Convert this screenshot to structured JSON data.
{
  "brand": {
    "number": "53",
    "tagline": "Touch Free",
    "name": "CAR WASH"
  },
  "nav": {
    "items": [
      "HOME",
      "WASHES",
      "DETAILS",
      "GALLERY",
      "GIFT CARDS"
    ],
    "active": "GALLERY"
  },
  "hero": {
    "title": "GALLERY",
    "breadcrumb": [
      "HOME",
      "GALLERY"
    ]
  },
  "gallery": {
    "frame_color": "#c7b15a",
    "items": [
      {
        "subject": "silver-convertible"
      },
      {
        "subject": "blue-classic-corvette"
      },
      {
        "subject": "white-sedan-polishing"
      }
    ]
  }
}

--

**INSTRUCTION**
From the records above, extract every entry exactly as given.

**CORRECT RESULT**
Convert this screenshot to structured JSON data.
{
  "brand": {
    "number": "53",
    "tagline": "Touch Free",
    "name": "CAR WASH"
  },
  "nav": {
    "items": [
      "HOME",
      "WASHES",
      "DETAILS",
      "GALLERY",
      "GIFT CARDS"
    ],
    "active": "GALLERY"
  },
  "hero": {
    "title": "GALLERY",
    "breadcrumb": [
      "HOME",
      "GALLERY"
    ]
  },
  "gallery": {
    "frame_color": "#c7b15a",
    "items": [
      {
        "subject": "silver-convertible"
      },
      {
        "subject": "blue-classic-corvette"
      },
      {
        "subject": "white-sedan-polishing"
      }
    ]
  }
}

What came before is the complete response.